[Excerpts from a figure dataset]
/---
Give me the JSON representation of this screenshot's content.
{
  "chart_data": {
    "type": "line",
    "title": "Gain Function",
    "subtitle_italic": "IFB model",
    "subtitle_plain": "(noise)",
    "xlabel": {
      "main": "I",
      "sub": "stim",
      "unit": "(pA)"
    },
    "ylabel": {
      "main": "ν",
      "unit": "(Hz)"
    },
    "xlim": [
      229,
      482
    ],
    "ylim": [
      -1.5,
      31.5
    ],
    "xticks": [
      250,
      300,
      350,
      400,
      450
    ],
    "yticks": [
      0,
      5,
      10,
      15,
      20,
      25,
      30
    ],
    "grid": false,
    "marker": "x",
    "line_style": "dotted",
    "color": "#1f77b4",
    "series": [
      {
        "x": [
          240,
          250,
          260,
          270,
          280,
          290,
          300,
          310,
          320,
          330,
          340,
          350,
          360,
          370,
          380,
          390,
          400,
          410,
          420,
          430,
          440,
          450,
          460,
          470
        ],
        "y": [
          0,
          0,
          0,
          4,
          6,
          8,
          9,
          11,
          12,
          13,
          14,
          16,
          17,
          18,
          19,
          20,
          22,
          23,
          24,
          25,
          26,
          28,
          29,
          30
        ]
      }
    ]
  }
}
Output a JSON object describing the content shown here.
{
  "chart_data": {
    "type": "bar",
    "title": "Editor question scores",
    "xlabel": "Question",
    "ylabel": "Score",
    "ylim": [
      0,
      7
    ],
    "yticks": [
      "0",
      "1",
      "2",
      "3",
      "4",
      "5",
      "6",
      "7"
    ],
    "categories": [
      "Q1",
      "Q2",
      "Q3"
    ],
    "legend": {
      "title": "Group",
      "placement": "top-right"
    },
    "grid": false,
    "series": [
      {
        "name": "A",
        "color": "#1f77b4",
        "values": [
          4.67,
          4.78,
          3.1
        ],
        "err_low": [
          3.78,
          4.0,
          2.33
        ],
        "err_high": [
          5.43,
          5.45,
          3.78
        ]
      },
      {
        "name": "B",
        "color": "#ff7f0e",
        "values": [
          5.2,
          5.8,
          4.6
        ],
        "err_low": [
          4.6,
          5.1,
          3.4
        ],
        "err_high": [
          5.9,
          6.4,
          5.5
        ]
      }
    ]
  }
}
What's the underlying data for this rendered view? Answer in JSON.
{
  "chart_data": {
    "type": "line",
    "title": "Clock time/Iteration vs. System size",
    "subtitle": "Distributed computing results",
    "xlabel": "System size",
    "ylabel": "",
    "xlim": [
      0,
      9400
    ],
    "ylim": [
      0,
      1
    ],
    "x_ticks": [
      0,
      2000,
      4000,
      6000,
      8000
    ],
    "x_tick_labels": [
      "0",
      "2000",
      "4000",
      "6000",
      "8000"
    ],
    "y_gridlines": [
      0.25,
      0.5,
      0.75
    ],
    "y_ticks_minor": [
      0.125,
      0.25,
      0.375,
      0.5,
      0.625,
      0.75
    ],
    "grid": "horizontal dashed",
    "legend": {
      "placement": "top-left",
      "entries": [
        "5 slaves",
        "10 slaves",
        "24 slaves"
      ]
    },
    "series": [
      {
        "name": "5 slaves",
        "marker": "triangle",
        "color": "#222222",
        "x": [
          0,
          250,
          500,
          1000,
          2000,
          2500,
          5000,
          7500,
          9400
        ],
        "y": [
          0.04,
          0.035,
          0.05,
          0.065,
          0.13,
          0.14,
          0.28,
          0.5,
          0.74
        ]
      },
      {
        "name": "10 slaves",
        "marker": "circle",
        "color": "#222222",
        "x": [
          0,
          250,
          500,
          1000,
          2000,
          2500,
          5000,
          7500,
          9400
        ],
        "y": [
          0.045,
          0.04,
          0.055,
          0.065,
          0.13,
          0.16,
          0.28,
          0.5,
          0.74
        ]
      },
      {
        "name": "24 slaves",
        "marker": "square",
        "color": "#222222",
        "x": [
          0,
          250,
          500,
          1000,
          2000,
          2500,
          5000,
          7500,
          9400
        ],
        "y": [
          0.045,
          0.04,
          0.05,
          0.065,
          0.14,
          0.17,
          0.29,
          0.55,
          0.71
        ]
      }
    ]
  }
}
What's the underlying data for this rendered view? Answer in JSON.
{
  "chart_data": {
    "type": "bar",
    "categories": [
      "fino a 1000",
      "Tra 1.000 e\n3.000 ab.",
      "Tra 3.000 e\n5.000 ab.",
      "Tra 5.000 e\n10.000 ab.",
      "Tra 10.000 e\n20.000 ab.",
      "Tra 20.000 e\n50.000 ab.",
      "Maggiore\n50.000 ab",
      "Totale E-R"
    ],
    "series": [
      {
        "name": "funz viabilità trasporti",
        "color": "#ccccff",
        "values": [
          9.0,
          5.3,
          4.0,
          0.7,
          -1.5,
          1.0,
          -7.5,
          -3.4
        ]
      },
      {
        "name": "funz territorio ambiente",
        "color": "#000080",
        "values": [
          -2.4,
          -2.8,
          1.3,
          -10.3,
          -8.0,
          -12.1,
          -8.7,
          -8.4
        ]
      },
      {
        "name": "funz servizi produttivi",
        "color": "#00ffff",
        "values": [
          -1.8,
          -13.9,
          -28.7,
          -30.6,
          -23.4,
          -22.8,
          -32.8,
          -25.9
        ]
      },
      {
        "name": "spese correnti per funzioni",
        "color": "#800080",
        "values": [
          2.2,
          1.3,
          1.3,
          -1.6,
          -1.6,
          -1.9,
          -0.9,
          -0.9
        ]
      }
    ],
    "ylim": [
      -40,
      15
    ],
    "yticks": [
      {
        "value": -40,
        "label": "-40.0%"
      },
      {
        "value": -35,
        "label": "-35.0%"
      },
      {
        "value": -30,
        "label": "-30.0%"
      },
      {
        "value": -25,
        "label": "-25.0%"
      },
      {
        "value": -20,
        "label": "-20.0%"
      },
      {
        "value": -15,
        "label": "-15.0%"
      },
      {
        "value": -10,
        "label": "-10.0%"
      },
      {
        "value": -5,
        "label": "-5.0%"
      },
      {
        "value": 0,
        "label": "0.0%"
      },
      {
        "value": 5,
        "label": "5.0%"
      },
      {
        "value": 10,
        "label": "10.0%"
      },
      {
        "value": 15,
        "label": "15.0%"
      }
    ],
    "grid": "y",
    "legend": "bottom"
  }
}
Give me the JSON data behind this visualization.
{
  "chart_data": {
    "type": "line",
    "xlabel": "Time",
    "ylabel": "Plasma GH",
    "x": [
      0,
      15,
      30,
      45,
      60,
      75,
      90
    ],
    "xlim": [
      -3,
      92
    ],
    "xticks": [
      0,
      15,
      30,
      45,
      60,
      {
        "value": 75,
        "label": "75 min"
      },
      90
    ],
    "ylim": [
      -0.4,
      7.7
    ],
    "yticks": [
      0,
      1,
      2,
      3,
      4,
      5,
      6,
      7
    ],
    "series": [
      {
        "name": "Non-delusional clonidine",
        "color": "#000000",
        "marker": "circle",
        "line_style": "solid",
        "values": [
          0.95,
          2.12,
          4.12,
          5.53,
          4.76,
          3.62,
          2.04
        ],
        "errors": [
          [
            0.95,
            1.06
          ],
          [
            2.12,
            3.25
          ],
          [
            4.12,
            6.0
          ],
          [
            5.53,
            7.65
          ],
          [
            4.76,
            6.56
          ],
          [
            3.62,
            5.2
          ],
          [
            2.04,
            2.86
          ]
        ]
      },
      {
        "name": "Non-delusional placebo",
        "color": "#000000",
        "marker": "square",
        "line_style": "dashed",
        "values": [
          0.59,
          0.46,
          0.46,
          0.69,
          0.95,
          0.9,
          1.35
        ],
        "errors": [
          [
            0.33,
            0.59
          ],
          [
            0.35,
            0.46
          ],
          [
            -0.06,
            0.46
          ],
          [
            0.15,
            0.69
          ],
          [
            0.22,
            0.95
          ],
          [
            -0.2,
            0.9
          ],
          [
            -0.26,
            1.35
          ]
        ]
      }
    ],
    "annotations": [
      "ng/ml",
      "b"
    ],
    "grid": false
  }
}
\---
• Given problem: Tally the lines holding the string "delusional" and give only the count.

• Finished task: 2